• Task instructions: Quote precisely the final stretch of the listing: start at the line containing "Parse this screenshot: output" and stop after the last line.

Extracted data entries
○ ○ ○ ○ ○ ○ ○

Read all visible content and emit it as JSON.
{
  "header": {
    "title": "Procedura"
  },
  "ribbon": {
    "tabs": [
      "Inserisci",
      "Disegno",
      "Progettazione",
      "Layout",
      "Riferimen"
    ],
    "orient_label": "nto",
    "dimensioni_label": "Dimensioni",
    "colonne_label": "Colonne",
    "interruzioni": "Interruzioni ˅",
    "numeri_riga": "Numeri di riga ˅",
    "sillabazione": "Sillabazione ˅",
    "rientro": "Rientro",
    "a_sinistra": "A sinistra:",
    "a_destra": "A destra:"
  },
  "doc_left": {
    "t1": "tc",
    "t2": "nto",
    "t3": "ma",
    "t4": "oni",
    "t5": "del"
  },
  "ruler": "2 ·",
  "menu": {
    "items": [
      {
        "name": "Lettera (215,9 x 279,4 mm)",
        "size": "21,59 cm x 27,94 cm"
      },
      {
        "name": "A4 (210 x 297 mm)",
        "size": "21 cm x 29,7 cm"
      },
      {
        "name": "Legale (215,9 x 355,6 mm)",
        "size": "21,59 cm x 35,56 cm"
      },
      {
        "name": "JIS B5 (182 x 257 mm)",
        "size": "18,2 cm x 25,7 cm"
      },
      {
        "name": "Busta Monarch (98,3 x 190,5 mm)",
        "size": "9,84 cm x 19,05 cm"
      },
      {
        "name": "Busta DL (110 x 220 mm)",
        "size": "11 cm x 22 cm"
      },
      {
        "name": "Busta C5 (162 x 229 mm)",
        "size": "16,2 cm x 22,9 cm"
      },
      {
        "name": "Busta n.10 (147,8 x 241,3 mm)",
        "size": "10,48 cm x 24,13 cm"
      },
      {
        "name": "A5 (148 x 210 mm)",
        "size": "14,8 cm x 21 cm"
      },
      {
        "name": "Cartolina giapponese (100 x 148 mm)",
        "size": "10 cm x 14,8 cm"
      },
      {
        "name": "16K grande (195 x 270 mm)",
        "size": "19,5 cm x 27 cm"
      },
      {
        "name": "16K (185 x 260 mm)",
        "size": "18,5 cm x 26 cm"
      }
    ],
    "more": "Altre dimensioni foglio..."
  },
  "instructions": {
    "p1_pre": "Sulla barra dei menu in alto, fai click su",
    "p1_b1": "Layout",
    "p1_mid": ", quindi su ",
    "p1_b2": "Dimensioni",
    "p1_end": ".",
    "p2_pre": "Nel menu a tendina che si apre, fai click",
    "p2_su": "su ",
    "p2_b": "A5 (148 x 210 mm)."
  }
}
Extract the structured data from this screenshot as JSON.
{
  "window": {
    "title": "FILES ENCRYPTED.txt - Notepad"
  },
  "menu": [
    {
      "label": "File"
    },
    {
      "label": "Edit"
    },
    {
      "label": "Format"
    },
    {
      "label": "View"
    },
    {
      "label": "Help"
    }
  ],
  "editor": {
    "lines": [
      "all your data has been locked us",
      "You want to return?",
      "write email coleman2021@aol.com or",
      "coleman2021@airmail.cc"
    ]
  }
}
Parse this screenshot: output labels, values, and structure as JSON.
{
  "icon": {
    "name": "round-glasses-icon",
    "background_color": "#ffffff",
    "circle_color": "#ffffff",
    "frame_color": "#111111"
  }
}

○ ○ ○ ○ ○ ○ ○

• Exercise output:
Parse this screenshot: output labels, values, and structure as JSON.
{
  "icon": {
    "name": "round-glasses-icon",
    "background_color": "#ffffff",
    "circle_color": "#ffffff",
    "frame_color": "#111111"
  }
}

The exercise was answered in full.